--- Start ---

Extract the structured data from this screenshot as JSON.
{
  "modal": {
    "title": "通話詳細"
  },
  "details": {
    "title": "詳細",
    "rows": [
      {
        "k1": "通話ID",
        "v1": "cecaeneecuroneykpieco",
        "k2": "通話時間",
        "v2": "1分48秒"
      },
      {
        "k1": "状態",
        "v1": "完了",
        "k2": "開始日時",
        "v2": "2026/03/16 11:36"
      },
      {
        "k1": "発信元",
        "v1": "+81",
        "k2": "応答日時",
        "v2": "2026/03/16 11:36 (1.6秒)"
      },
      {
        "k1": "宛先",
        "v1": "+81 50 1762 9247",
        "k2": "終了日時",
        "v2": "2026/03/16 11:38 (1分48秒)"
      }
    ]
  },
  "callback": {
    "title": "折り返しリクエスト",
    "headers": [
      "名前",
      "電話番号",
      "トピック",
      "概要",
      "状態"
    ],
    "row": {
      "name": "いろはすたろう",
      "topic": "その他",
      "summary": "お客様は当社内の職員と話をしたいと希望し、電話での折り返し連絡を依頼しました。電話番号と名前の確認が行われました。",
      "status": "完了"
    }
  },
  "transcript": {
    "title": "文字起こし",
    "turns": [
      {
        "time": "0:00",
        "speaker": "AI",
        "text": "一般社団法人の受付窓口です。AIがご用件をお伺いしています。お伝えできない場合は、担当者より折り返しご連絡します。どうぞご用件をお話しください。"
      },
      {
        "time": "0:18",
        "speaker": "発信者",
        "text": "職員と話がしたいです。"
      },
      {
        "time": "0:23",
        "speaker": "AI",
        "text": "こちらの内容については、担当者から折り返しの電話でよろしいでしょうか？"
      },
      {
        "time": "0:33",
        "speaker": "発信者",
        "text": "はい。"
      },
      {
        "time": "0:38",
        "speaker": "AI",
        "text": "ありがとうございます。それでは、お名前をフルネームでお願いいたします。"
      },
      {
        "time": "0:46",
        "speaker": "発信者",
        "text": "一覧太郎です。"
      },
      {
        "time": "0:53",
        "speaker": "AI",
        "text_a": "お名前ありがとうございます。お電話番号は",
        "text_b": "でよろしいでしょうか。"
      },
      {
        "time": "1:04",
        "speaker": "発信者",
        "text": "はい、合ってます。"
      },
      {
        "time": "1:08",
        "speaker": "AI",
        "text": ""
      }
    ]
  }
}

--- End ---

REQUEST ▸ Give all the records again. Match them exactly.

EXERCISE SOLUTION ▸
Extract the structured data from this screenshot as JSON.
{
  "modal": {
    "title": "通話詳細"
  },
  "details": {
    "title": "詳細",
    "rows": [
      {
        "k1": "通話ID",
        "v1": "cecaeneecuroneykpieco",
        "k2": "通話時間",
        "v2": "1分48秒"
      },
      {
        "k1": "状態",
        "v1": "完了",
        "k2": "開始日時",
        "v2": "2026/03/16 11:36"
      },
      {
        "k1": "発信元",
        "v1": "+81",
        "k2": "応答日時",
        "v2": "2026/03/16 11:36 (1.6秒)"
      },
      {
        "k1": "宛先",
        "v1": "+81 50 1762 9247",
        "k2": "終了日時",
        "v2": "2026/03/16 11:38 (1分48秒)"
      }
    ]
  },
  "callback": {
    "title": "折り返しリクエスト",
    "headers": [
      "名前",
      "電話番号",
      "トピック",
      "概要",
      "状態"
    ],
    "row": {
      "name": "いろはすたろう",
      "topic": "その他",
      "summary": "お客様は当社内の職員と話をしたいと希望し、電話での折り返し連絡を依頼しました。電話番号と名前の確認が行われました。",
      "status": "完了"
    }
  },
  "transcript": {
    "title": "文字起こし",
    "turns": [
      {
        "time": "0:00",
        "speaker": "AI",
        "text": "一般社団法人の受付窓口です。AIがご用件をお伺いしています。お伝えできない場合は、担当者より折り返しご連絡します。どうぞご用件をお話しください。"
      },
      {
        "time": "0:18",
        "speaker": "発信者",
        "text": "職員と話がしたいです。"
      },
      {
        "time": "0:23",
        "speaker": "AI",
        "text": "こちらの内容については、担当者から折り返しの電話でよろしいでしょうか？"
      },
      {
        "time": "0:33",
        "speaker": "発信者",
        "text": "はい。"
      },
      {
        "time": "0:38",
        "speaker": "AI",
        "text": "ありがとうございます。それでは、お名前をフルネームでお願いいたします。"
      },
      {
        "time": "0:46",
        "speaker": "発信者",
        "text": "一覧太郎です。"
      },
      {
        "time": "0:53",
        "speaker": "AI",
        "text_a": "お名前ありがとうございます。お電話番号は",
        "text_b": "でよろしいでしょうか。"
      },
      {
        "time": "1:04",
        "speaker": "発信者",
        "text": "はい、合ってます。"
      },
      {
        "time": "1:08",
        "speaker": "AI",
        "text": ""
      }
    ]
  }
}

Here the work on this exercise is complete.